### Goal of the exercise
Reproduce each line of the material precisely.

### Input material
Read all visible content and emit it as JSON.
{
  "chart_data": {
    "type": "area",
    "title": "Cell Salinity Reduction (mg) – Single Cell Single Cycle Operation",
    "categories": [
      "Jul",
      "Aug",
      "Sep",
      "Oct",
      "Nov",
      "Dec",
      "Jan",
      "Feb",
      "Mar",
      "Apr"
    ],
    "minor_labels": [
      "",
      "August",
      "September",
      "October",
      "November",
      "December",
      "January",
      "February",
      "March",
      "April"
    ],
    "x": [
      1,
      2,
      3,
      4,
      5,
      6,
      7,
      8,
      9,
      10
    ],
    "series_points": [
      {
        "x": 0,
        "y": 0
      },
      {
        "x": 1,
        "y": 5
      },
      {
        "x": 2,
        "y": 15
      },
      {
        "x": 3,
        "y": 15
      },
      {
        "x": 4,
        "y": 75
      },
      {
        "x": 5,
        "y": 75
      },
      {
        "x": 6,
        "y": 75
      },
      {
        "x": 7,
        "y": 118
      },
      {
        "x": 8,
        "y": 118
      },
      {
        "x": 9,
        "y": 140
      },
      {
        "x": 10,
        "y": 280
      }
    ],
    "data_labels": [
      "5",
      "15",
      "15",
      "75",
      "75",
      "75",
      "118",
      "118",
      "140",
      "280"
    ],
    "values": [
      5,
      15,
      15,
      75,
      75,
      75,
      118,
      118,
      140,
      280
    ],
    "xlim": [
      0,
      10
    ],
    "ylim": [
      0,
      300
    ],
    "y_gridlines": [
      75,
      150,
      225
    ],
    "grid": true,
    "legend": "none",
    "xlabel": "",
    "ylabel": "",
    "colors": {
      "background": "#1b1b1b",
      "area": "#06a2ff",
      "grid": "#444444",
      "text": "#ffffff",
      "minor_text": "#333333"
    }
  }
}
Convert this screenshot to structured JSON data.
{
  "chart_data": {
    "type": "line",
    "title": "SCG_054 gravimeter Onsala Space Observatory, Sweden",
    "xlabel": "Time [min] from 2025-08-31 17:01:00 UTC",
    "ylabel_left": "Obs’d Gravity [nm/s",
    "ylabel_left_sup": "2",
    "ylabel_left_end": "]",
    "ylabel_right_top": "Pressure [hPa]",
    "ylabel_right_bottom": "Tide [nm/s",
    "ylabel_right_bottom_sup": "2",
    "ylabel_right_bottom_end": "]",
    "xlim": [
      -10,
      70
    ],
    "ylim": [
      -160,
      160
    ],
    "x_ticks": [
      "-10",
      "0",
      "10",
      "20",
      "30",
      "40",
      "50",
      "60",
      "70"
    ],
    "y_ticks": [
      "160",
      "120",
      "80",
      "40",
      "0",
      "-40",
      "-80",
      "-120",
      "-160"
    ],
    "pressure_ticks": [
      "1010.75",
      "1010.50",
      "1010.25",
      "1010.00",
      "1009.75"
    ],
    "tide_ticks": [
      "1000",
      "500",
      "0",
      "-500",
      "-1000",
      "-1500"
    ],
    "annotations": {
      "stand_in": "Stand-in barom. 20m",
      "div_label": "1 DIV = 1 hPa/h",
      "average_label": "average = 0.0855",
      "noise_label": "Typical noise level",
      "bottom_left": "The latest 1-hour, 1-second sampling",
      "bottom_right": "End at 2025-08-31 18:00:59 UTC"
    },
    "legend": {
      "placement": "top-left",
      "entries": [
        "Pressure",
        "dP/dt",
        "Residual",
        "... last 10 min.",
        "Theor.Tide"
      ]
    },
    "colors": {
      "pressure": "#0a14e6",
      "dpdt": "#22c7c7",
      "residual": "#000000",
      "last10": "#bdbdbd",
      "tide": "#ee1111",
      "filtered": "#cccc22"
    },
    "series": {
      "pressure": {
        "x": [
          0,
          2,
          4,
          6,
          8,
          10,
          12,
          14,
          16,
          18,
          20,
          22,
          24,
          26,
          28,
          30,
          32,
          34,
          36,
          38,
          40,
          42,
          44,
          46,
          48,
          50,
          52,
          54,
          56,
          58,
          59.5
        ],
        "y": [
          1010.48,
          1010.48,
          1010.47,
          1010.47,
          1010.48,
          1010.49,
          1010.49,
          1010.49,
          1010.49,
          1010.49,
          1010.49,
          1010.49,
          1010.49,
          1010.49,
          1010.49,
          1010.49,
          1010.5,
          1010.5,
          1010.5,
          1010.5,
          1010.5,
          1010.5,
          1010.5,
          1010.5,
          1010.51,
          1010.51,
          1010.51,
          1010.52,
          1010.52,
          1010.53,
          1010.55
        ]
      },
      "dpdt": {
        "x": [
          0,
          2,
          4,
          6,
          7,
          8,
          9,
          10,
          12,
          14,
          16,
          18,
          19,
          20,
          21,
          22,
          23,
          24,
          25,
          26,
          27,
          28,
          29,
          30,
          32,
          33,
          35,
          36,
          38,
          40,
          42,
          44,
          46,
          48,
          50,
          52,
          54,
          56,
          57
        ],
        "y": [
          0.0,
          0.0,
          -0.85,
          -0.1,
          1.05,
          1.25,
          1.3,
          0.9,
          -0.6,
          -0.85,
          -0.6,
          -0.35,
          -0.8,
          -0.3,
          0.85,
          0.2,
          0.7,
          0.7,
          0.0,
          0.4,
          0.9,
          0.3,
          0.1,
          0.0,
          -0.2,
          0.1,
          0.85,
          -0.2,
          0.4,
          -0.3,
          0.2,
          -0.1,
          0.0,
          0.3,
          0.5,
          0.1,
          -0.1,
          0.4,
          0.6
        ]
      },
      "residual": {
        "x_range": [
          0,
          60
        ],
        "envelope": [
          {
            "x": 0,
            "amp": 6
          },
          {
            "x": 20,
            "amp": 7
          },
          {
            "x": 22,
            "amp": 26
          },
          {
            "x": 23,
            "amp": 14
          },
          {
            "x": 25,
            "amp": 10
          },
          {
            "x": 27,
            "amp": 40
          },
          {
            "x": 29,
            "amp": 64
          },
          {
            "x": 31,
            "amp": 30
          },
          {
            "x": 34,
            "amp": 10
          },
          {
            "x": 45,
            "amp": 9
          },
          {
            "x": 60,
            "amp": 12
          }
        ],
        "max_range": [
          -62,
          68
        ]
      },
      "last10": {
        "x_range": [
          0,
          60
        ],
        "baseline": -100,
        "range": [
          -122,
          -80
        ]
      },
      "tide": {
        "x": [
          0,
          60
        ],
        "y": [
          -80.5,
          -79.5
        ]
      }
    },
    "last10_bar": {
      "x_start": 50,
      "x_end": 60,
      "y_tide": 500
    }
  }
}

### Reply
Read all visible content and emit it as JSON.
{
  "chart_data": {
    "type": "area",
    "title": "Cell Salinity Reduction (mg) – Single Cell Single Cycle Operation",
    "categories": [
      "Jul",
      "Aug",
      "Sep",
      "Oct",
      "Nov",
      "Dec",
      "Jan",
      "Feb",
      "Mar",
      "Apr"
    ],
    "minor_labels": [
      "",
      "August",
      "September",
      "October",
      "November",
      "December",
      "January",
      "February",
      "March",
      "April"
    ],
    "x": [
      1,
      2,
      3,
      4,
      5,
      6,
      7,
      8,
      9,
      10
    ],
    "series_points": [
      {
        "x": 0,
        "y": 0
      },
      {
        "x": 1,
        "y": 5
      },
      {
        "x": 2,
        "y": 15
      },
      {
        "x": 3,
        "y": 15
      },
      {
        "x": 4,
        "y": 75
      },
      {
        "x": 5,
        "y": 75
      },
      {
        "x": 6,
        "y": 75
      },
      {
        "x": 7,
        "y": 118
      },
      {
        "x": 8,
        "y": 118
      },
      {
        "x": 9,
        "y": 140
      },
      {
        "x": 10,
        "y": 280
      }
    ],
    "data_labels": [
      "5",
      "15",
      "15",
      "75",
      "75",
      "75",
      "118",
      "118",
      "140",
      "280"
    ],
    "values": [
      5,
      15,
      15,
      75,
      75,
      75,
      118,
      118,
      140,
      280
    ],
    "xlim": [
      0,
      10
    ],
    "ylim": [
      0,
      300
    ],
    "y_gridlines": [
      75,
      150,
      225
    ],
    "grid": true,
    "legend": "none",
    "xlabel": "",
    "ylabel": "",
    "colors": {
      "background": "#1b1b1b",
      "area": "#06a2ff",
      "grid": "#444444",
      "text": "#ffffff",
      "minor_text": "#333333"
    }
  }
}
Convert this screenshot to structured JSON data.
{
  "chart_data": {
    "type": "line",
    "title": "SCG_054 gravimeter Onsala Space Observatory, Sweden",
    "xlabel": "Time [min] from 2025-08-31 17:01:00 UTC",
    "ylabel_left": "Obs’d Gravity [nm/s",
    "ylabel_left_sup": "2",
    "ylabel_left_end": "]",
    "ylabel_right_top": "Pressure [hPa]",
    "ylabel_right_bottom": "Tide [nm/s",
    "ylabel_right_bottom_sup": "2",
    "ylabel_right_bottom_end": "]",
    "xlim": [
      -10,
      70
    ],
    "ylim": [
      -160,
      160
    ],
    "x_ticks": [
      "-10",
      "0",
      "10",
      "20",
      "30",
      "40",
      "50",
      "60",
      "70"
    ],
    "y_ticks": [
      "160",
      "120",
      "80",
      "40",
      "0",
      "-40",
      "-80",
      "-120",
      "-160"
    ],
    "pressure_ticks": [
      "1010.75",
      "1010.50",
      "1010.25",
      "1010.00",
      "1009.75"
    ],
    "tide_ticks": [
      "1000",
      "500",
      "0",
      "-500",
      "-1000",
      "-1500"
    ],
    "annotations": {
      "stand_in": "Stand-in barom. 20m",
      "div_label": "1 DIV = 1 hPa/h",
      "average_label": "average = 0.0855",
      "noise_label": "Typical noise level",
      "bottom_left": "The latest 1-hour, 1-second sampling",
      "bottom_right": "End at 2025-08-31 18:00:59 UTC"
    },
    "legend": {
      "placement": "top-left",
      "entries": [
        "Pressure",
        "dP/dt",
        "Residual",
        "... last 10 min.",
        "Theor.Tide"
      ]
    },
    "colors": {
      "pressure": "#0a14e6",
      "dpdt": "#22c7c7",
      "residual": "#000000",
      "last10": "#bdbdbd",
      "tide": "#ee1111",
      "filtered": "#cccc22"
    },
    "series": {
      "pressure": {
        "x": [
          0,
          2,
          4,
          6,
          8,
          10,
          12,
          14,
          16,
          18,
          20,
          22,
          24,
          26,
          28,
          30,
          32,
          34,
          36,
          38,
          40,
          42,
          44,
          46,
          48,
          50,
          52,
          54,
          56,
          58,
          59.5
        ],
        "y": [
          1010.48,
          1010.48,
          1010.47,
          1010.47,
          1010.48,
          1010.49,
          1010.49,
          1010.49,
          1010.49,
          1010.49,
          1010.49,
          1010.49,
          1010.49,
          1010.49,
          1010.49,
          1010.49,
          1010.5,
          1010.5,
          1010.5,
          1010.5,
          1010.5,
          1010.5,
          1010.5,
          1010.5,
          1010.51,
          1010.51,
          1010.51,
          1010.52,
          1010.52,
          1010.53,
          1010.55
        ]
      },
      "dpdt": {
        "x": [
          0,
          2,
          4,
          6,
          7,
          8,
          9,
          10,
          12,
          14,
          16,
          18,
          19,
          20,
          21,
          22,
          23,
          24,
          25,
          26,
          27,
          28,
          29,
          30,
          32,
          33,
          35,
          36,
          38,
          40,
          42,
          44,
          46,
          48,
          50,
          52,
          54,
          56,
          57
        ],
        "y": [
          0.0,
          0.0,
          -0.85,
          -0.1,
          1.05,
          1.25,
          1.3,
          0.9,
          -0.6,
          -0.85,
          -0.6,
          -0.35,
          -0.8,
          -0.3,
          0.85,
          0.2,
          0.7,
          0.7,
          0.0,
          0.4,
          0.9,
          0.3,
          0.1,
          0.0,
          -0.2,
          0.1,
          0.85,
          -0.2,
          0.4,
          -0.3,
          0.2,
          -0.1,
          0.0,
          0.3,
          0.5,
          0.1,
          -0.1,
          0.4,
          0.6
        ]
      },
      "residual": {
        "x_range": [
          0,
          60
        ],
        "envelope": [
          {
            "x": 0,
            "amp": 6
          },
          {
            "x": 20,
            "amp": 7
          },
          {
            "x": 22,
            "amp": 26
          },
          {
            "x": 23,
            "amp": 14
          },
          {
            "x": 25,
            "amp": 10
          },
          {
            "x": 27,
            "amp": 40
          },
          {
            "x": 29,
            "amp": 64
          },
          {
            "x": 31,
            "amp": 30
          },
          {
            "x": 34,
            "amp": 10
          },
          {
            "x": 45,
            "amp": 9
          },
          {
            "x": 60,
            "amp": 12
          }
        ],
        "max_range": [
          -62,
          68
        ]
      },
      "last10": {
        "x_range": [
          0,
          60
        ],
        "baseline": -100,
        "range": [
          -122,
          -80
        ]
      },
      "tide": {
        "x": [
          0,
          60
        ],
        "y": [
          -80.5,
          -79.5
        ]
      }
    },
    "last10_bar": {
      "x_start": 50,
      "x_end": 60,
      "y_tide": 500
    }
  }
}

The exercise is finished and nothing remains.